→ **What you need to do**: Each line below needs to be printed again exactly.

::::::::

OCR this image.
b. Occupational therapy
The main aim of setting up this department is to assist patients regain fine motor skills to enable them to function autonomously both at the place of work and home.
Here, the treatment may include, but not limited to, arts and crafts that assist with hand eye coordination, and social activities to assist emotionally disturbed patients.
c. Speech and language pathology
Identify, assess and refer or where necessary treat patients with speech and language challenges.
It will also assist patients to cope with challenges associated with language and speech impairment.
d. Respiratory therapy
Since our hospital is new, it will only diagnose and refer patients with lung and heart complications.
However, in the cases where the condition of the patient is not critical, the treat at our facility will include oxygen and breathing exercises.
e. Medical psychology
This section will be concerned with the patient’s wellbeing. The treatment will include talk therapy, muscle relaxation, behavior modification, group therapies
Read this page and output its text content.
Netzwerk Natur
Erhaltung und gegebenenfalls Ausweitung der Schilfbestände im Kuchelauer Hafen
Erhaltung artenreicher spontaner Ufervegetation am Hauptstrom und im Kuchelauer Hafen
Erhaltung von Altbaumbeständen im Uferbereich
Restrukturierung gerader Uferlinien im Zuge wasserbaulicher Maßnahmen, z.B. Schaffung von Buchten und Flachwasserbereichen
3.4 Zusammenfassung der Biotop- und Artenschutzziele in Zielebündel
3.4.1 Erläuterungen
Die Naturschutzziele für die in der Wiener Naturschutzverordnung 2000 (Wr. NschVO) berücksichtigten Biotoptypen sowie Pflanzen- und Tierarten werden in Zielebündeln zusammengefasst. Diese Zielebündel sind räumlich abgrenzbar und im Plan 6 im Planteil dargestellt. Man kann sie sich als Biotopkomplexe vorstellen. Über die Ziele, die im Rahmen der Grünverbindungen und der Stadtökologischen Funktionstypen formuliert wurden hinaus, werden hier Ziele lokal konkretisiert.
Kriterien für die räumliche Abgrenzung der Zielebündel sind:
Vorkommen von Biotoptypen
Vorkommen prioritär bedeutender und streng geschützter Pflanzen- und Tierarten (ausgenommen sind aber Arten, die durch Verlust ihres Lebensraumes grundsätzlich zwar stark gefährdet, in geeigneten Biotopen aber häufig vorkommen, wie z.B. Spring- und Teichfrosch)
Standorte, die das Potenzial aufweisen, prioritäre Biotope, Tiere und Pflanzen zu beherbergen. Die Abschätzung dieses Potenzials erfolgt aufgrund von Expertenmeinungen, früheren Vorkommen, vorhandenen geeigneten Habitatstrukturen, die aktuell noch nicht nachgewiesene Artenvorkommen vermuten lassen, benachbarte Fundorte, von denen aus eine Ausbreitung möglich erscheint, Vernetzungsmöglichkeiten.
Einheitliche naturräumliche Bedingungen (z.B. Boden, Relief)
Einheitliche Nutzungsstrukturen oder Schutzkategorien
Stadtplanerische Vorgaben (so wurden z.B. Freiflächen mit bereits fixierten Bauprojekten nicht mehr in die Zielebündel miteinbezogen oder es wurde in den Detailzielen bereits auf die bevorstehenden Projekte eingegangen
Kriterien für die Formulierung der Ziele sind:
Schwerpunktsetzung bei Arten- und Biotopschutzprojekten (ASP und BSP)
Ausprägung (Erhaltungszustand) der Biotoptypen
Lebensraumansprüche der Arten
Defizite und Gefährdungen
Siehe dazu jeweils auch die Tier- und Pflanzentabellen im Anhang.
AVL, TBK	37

::::::::

→ **Your response**:
OCR this image.
b. Occupational therapy
The main aim of setting up this department is to assist patients regain fine motor skills to enable them to function autonomously both at the place of work and home.
Here, the treatment may include, but not limited to, arts and crafts that assist with hand eye coordination, and social activities to assist emotionally disturbed patients.
c. Speech and language pathology
Identify, assess and refer or where necessary treat patients with speech and language challenges.
It will also assist patients to cope with challenges associated with language and speech impairment.
d. Respiratory therapy
Since our hospital is new, it will only diagnose and refer patients with lung and heart complications.
However, in the cases where the condition of the patient is not critical, the treat at our facility will include oxygen and breathing exercises.
e. Medical psychology
This section will be concerned with the patient’s wellbeing. The treatment will include talk therapy, muscle relaxation, behavior modification, group therapies
Read this page and output its text content.
Netzwerk Natur
Erhaltung und gegebenenfalls Ausweitung der Schilfbestände im Kuchelauer Hafen
Erhaltung artenreicher spontaner Ufervegetation am Hauptstrom und im Kuchelauer Hafen
Erhaltung von Altbaumbeständen im Uferbereich
Restrukturierung gerader Uferlinien im Zuge wasserbaulicher Maßnahmen, z.B. Schaffung von Buchten und Flachwasserbereichen
3.4 Zusammenfassung der Biotop- und Artenschutzziele in Zielebündel
3.4.1 Erläuterungen
Die Naturschutzziele für die in der Wiener Naturschutzverordnung 2000 (Wr. NschVO) berücksichtigten Biotoptypen sowie Pflanzen- und Tierarten werden in Zielebündeln zusammengefasst. Diese Zielebündel sind räumlich abgrenzbar und im Plan 6 im Planteil dargestellt. Man kann sie sich als Biotopkomplexe vorstellen. Über die Ziele, die im Rahmen der Grünverbindungen und der Stadtökologischen Funktionstypen formuliert wurden hinaus, werden hier Ziele lokal konkretisiert.
Kriterien für die räumliche Abgrenzung der Zielebündel sind:
Vorkommen von Biotoptypen
Vorkommen prioritär bedeutender und streng geschützter Pflanzen- und Tierarten (ausgenommen sind aber Arten, die durch Verlust ihres Lebensraumes grundsätzlich zwar stark gefährdet, in geeigneten Biotopen aber häufig vorkommen, wie z.B. Spring- und Teichfrosch)
Standorte, die das Potenzial aufweisen, prioritäre Biotope, Tiere und Pflanzen zu beherbergen. Die Abschätzung dieses Potenzials erfolgt aufgrund von Expertenmeinungen, früheren Vorkommen, vorhandenen geeigneten Habitatstrukturen, die aktuell noch nicht nachgewiesene Artenvorkommen vermuten lassen, benachbarte Fundorte, von denen aus eine Ausbreitung möglich erscheint, Vernetzungsmöglichkeiten.
Einheitliche naturräumliche Bedingungen (z.B. Boden, Relief)
Einheitliche Nutzungsstrukturen oder Schutzkategorien
Stadtplanerische Vorgaben (so wurden z.B. Freiflächen mit bereits fixierten Bauprojekten nicht mehr in die Zielebündel miteinbezogen oder es wurde in den Detailzielen bereits auf die bevorstehenden Projekte eingegangen
Kriterien für die Formulierung der Ziele sind:
Schwerpunktsetzung bei Arten- und Biotopschutzprojekten (ASP und BSP)
Ausprägung (Erhaltungszustand) der Biotoptypen
Lebensraumansprüche der Arten
Defizite und Gefährdungen
Siehe dazu jeweils auch die Tier- und Pflanzentabellen im Anhang.
AVL, TBK	37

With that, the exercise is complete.